-- MATERIAL FOR THIS EXERCISE --
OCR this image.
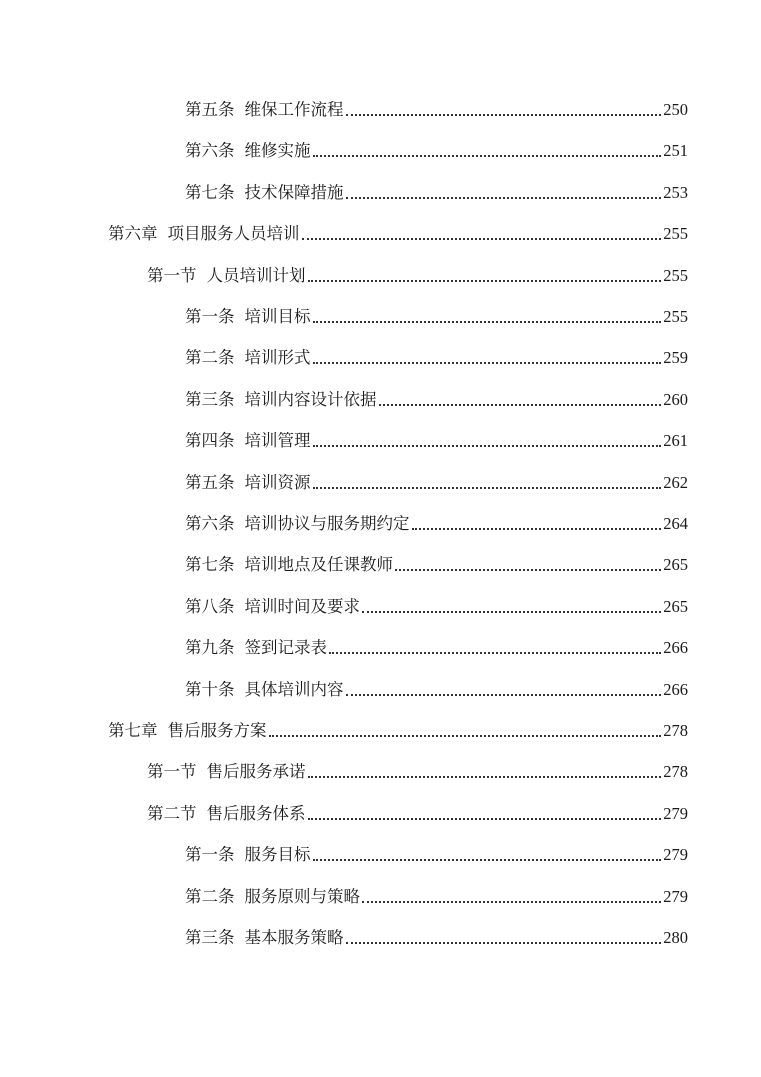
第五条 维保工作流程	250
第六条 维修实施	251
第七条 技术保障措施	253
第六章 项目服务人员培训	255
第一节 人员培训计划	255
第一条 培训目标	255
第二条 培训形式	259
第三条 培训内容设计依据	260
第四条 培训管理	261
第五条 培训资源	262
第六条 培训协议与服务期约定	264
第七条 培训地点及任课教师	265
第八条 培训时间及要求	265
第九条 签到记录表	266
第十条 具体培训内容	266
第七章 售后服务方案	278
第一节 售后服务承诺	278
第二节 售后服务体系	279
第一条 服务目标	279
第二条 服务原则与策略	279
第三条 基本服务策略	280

-- WRITTEN INSTRUCTION --
Without the pictures, output the full listing exactly as it stands.

-- TASK RESPONSE --
OCR this image.
第五条 维保工作流程	250
第六条 维修实施	251
第七条 技术保障措施	253
第六章 项目服务人员培训	255
第一节 人员培训计划	255
第一条 培训目标	255
第二条 培训形式	259
第三条 培训内容设计依据	260
第四条 培训管理	261
第五条 培训资源	262
第六条 培训协议与服务期约定	264
第七条 培训地点及任课教师	265
第八条 培训时间及要求	265
第九条 签到记录表	266
第十条 具体培训内容	266
第七章 售后服务方案	278
第一节 售后服务承诺	278
第二节 售后服务体系	279
第一条 服务目标	279
第二条 服务原则与策略	279
第三条 基本服务策略	280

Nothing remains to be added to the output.